Input rows:
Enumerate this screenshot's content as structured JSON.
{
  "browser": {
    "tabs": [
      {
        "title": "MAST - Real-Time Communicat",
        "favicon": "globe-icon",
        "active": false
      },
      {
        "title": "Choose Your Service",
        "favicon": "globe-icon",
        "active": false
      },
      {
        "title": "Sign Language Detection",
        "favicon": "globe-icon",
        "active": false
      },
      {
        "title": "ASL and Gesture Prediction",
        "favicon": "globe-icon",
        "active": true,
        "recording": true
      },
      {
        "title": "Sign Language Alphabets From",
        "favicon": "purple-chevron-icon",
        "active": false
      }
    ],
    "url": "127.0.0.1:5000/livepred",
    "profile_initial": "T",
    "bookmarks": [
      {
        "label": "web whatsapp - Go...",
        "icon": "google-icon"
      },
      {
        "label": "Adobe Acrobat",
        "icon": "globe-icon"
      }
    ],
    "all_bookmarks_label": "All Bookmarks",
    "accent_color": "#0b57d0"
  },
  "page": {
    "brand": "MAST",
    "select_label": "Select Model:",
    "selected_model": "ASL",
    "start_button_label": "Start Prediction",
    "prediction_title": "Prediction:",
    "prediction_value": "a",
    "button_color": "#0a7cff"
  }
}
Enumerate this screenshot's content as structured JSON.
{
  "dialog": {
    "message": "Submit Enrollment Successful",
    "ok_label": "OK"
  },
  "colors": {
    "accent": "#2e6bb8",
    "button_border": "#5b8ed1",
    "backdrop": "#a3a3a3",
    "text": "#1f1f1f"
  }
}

Task requirements: Your task is to repeat the data exactly, with nothing left out.

Problem solution:
Enumerate this screenshot's content as structured JSON.
{
  "browser": {
    "tabs": [
      {
        "title": "MAST - Real-Time Communicat",
        "favicon": "globe-icon",
        "active": false
      },
      {
        "title": "Choose Your Service",
        "favicon": "globe-icon",
        "active": false
      },
      {
        "title": "Sign Language Detection",
        "favicon": "globe-icon",
        "active": false
      },
      {
        "title": "ASL and Gesture Prediction",
        "favicon": "globe-icon",
        "active": true,
        "recording": true
      },
      {
        "title": "Sign Language Alphabets From",
        "favicon": "purple-chevron-icon",
        "active": false
      }
    ],
    "url": "127.0.0.1:5000/livepred",
    "profile_initial": "T",
    "bookmarks": [
      {
        "label": "web whatsapp - Go...",
        "icon": "google-icon"
      },
      {
        "label": "Adobe Acrobat",
        "icon": "globe-icon"
      }
    ],
    "all_bookmarks_label": "All Bookmarks",
    "accent_color": "#0b57d0"
  },
  "page": {
    "brand": "MAST",
    "select_label": "Select Model:",
    "selected_model": "ASL",
    "start_button_label": "Start Prediction",
    "prediction_title": "Prediction:",
    "prediction_value": "a",
    "button_color": "#0a7cff"
  }
}
Enumerate this screenshot's content as structured JSON.
{
  "dialog": {
    "message": "Submit Enrollment Successful",
    "ok_label": "OK"
  },
  "colors": {
    "accent": "#2e6bb8",
    "button_border": "#5b8ed1",
    "backdrop": "#a3a3a3",
    "text": "#1f1f1f"
  }
}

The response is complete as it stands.